_Task requirements_
What you return should match every record exactly, with the images removed.

_Stored data_
+ + + + +
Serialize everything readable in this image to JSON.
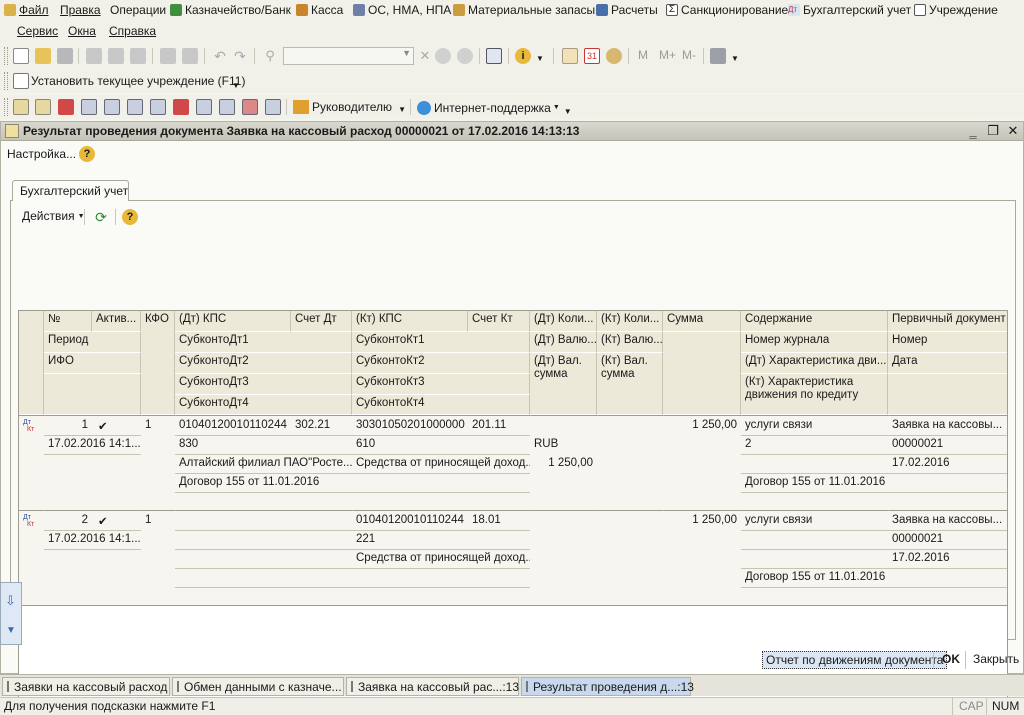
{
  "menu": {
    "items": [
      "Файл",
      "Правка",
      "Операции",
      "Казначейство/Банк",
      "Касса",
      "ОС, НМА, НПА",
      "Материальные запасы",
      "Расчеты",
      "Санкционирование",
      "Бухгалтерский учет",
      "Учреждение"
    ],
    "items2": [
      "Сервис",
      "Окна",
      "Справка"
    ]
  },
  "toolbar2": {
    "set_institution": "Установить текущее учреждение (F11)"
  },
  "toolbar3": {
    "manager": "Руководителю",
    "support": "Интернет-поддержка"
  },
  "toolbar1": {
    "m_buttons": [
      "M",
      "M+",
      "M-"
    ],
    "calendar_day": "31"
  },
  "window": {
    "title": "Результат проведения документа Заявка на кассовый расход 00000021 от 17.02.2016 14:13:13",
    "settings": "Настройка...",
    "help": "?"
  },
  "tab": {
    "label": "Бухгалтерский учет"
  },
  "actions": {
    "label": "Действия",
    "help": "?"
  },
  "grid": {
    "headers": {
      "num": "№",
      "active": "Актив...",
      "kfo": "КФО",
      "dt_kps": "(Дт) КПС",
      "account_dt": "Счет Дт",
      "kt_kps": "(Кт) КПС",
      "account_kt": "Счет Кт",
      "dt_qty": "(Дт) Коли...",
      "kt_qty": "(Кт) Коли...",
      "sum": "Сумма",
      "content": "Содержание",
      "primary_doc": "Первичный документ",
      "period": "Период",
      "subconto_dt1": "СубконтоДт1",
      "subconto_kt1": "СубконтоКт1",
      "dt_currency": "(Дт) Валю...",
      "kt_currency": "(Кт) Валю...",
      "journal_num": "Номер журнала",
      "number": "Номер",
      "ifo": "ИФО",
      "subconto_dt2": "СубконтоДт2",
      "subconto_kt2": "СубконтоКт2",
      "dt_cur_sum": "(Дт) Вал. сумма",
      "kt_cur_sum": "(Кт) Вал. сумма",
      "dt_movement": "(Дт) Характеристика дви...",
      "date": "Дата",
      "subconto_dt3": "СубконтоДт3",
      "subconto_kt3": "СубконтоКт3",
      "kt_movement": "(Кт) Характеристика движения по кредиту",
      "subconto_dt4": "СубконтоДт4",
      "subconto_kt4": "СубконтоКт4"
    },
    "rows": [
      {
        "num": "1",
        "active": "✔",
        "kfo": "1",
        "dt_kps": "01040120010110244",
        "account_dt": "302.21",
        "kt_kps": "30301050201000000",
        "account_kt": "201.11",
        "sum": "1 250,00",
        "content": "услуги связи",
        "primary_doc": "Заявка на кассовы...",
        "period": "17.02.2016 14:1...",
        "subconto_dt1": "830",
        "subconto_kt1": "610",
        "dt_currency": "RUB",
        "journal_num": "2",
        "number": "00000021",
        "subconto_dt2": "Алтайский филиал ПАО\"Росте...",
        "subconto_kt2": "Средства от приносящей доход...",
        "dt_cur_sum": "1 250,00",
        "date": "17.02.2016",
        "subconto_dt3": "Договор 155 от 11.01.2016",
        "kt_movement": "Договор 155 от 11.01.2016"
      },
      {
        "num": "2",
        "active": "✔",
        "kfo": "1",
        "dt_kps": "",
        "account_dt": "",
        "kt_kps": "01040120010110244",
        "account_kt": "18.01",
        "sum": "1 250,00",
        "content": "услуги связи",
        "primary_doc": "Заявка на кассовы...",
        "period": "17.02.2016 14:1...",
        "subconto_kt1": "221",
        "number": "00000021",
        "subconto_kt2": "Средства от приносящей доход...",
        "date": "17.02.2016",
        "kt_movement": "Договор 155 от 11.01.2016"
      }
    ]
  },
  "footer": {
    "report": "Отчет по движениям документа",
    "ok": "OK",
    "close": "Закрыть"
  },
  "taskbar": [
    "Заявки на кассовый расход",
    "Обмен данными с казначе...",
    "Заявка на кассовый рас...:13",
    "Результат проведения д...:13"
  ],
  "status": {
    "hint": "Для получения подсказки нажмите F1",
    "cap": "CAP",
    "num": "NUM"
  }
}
+ + + + +
_Finished answer_
Serialize everything readable in this image to JSON.
{
  "menu": {
    "items": [
      "Файл",
      "Правка",
      "Операции",
      "Казначейство/Банк",
      "Касса",
      "ОС, НМА, НПА",
      "Материальные запасы",
      "Расчеты",
      "Санкционирование",
      "Бухгалтерский учет",
      "Учреждение"
    ],
    "items2": [
      "Сервис",
      "Окна",
      "Справка"
    ]
  },
  "toolbar2": {
    "set_institution": "Установить текущее учреждение (F11)"
  },
  "toolbar3": {
    "manager": "Руководителю",
    "support": "Интернет-поддержка"
  },
  "toolbar1": {
    "m_buttons": [
      "M",
      "M+",
      "M-"
    ],
    "calendar_day": "31"
  },
  "window": {
    "title": "Результат проведения документа Заявка на кассовый расход 00000021 от 17.02.2016 14:13:13",
    "settings": "Настройка...",
    "help": "?"
  },
  "tab": {
    "label": "Бухгалтерский учет"
  },
  "actions": {
    "label": "Действия",
    "help": "?"
  },
  "grid": {
    "headers": {
      "num": "№",
      "active": "Актив...",
      "kfo": "КФО",
      "dt_kps": "(Дт) КПС",
      "account_dt": "Счет Дт",
      "kt_kps": "(Кт) КПС",
      "account_kt": "Счет Кт",
      "dt_qty": "(Дт) Коли...",
      "kt_qty": "(Кт) Коли...",
      "sum": "Сумма",
      "content": "Содержание",
      "primary_doc": "Первичный документ",
      "period": "Период",
      "subconto_dt1": "СубконтоДт1",
      "subconto_kt1": "СубконтоКт1",
      "dt_currency": "(Дт) Валю...",
      "kt_currency": "(Кт) Валю...",
      "journal_num": "Номер журнала",
      "number": "Номер",
      "ifo": "ИФО",
      "subconto_dt2": "СубконтоДт2",
      "subconto_kt2": "СубконтоКт2",
      "dt_cur_sum": "(Дт) Вал. сумма",
      "kt_cur_sum": "(Кт) Вал. сумма",
      "dt_movement": "(Дт) Характеристика дви...",
      "date": "Дата",
      "subconto_dt3": "СубконтоДт3",
      "subconto_kt3": "СубконтоКт3",
      "kt_movement": "(Кт) Характеристика движения по кредиту",
      "subconto_dt4": "СубконтоДт4",
      "subconto_kt4": "СубконтоКт4"
    },
    "rows": [
      {
        "num": "1",
        "active": "✔",
        "kfo": "1",
        "dt_kps": "01040120010110244",
        "account_dt": "302.21",
        "kt_kps": "30301050201000000",
        "account_kt": "201.11",
        "sum": "1 250,00",
        "content": "услуги связи",
        "primary_doc": "Заявка на кассовы...",
        "period": "17.02.2016 14:1...",
        "subconto_dt1": "830",
        "subconto_kt1": "610",
        "dt_currency": "RUB",
        "journal_num": "2",
        "number": "00000021",
        "subconto_dt2": "Алтайский филиал ПАО\"Росте...",
        "subconto_kt2": "Средства от приносящей доход...",
        "dt_cur_sum": "1 250,00",
        "date": "17.02.2016",
        "subconto_dt3": "Договор 155 от 11.01.2016",
        "kt_movement": "Договор 155 от 11.01.2016"
      },
      {
        "num": "2",
        "active": "✔",
        "kfo": "1",
        "dt_kps": "",
        "account_dt": "",
        "kt_kps": "01040120010110244",
        "account_kt": "18.01",
        "sum": "1 250,00",
        "content": "услуги связи",
        "primary_doc": "Заявка на кассовы...",
        "period": "17.02.2016 14:1...",
        "subconto_kt1": "221",
        "number": "00000021",
        "subconto_kt2": "Средства от приносящей доход...",
        "date": "17.02.2016",
        "kt_movement": "Договор 155 от 11.01.2016"
      }
    ]
  },
  "footer": {
    "report": "Отчет по движениям документа",
    "ok": "OK",
    "close": "Закрыть"
  },
  "taskbar": [
    "Заявки на кассовый расход",
    "Обмен данными с казначе...",
    "Заявка на кассовый рас...:13",
    "Результат проведения д...:13"
  ],
  "status": {
    "hint": "Для получения подсказки нажмите F1",
    "cap": "CAP",
    "num": "NUM"
  }
}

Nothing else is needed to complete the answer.